[Required work]
Output each line exactly as it appears, skipping any embedded picture.

[Dataset records]
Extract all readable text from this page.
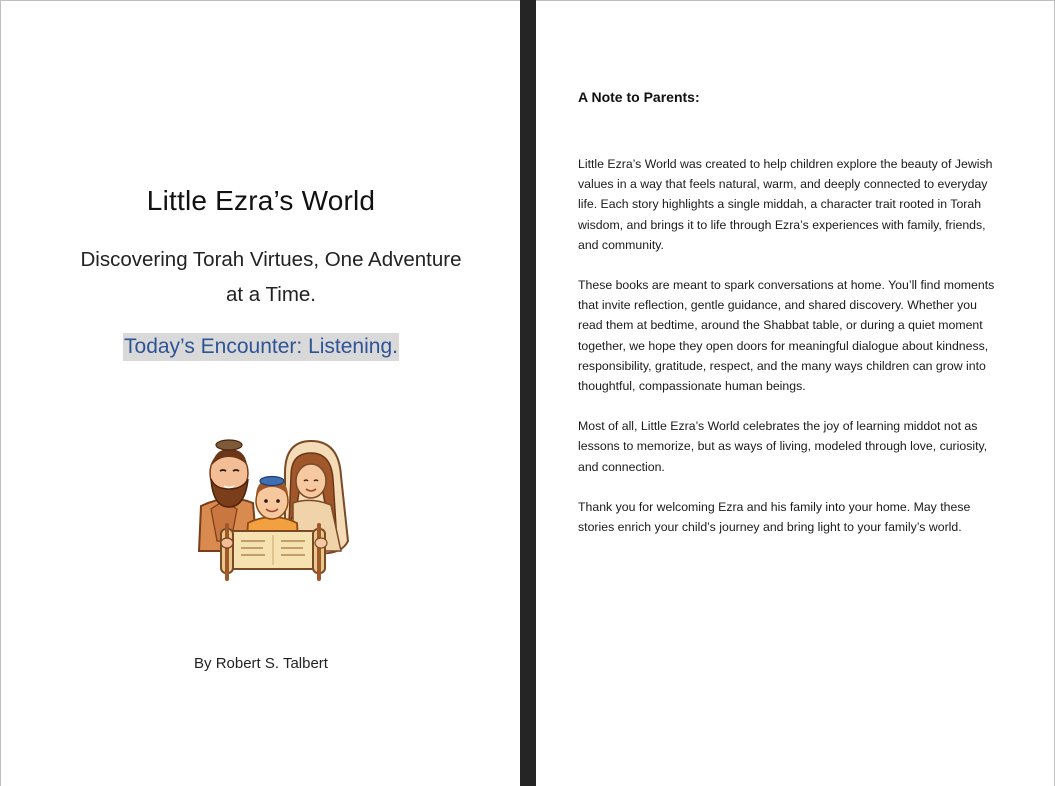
Little Ezra’s World
Discovering Torah Virtues, One Adventure
at a Time.
Today’s Encounter: Listening.
By Robert S. Talbert
A Note to Parents:

Little Ezra’s World was created to help children explore the beauty of Jewish values in a way that feels natural, warm, and deeply connected to everyday life. Each story highlights a single middah, a character trait rooted in Torah wisdom, and brings it to life through Ezra’s experiences with family, friends, and community.

These books are meant to spark conversations at home. You’ll find moments that invite reflection, gentle guidance, and shared discovery. Whether you read them at bedtime, around the Shabbat table, or during a quiet moment together, we hope they open doors for meaningful dialogue about kindness, responsibility, gratitude, respect, and the many ways children can grow into thoughtful, compassionate human beings.

Most of all, Little Ezra’s World celebrates the joy of learning middot not as lessons to memorize, but as ways of living, modeled through love, curiosity, and connection.

Thank you for welcoming Ezra and his family into your home. May these stories enrich your child’s journey and bring light to your family’s world.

[The result]
Extract all readable text from this page.
Little Ezra’s World
Discovering Torah Virtues, One Adventure
at a Time.
Today’s Encounter: Listening.
By Robert S. Talbert
A Note to Parents:

Little Ezra’s World was created to help children explore the beauty of Jewish values in a way that feels natural, warm, and deeply connected to everyday life. Each story highlights a single middah, a character trait rooted in Torah wisdom, and brings it to life through Ezra’s experiences with family, friends, and community.

These books are meant to spark conversations at home. You’ll find moments that invite reflection, gentle guidance, and shared discovery. Whether you read them at bedtime, around the Shabbat table, or during a quiet moment together, we hope they open doors for meaningful dialogue about kindness, responsibility, gratitude, respect, and the many ways children can grow into thoughtful, compassionate human beings.

Most of all, Little Ezra’s World celebrates the joy of learning middot not as lessons to memorize, but as ways of living, modeled through love, curiosity, and connection.

Thank you for welcoming Ezra and his family into your home. May these stories enrich your child’s journey and bring light to your family’s world.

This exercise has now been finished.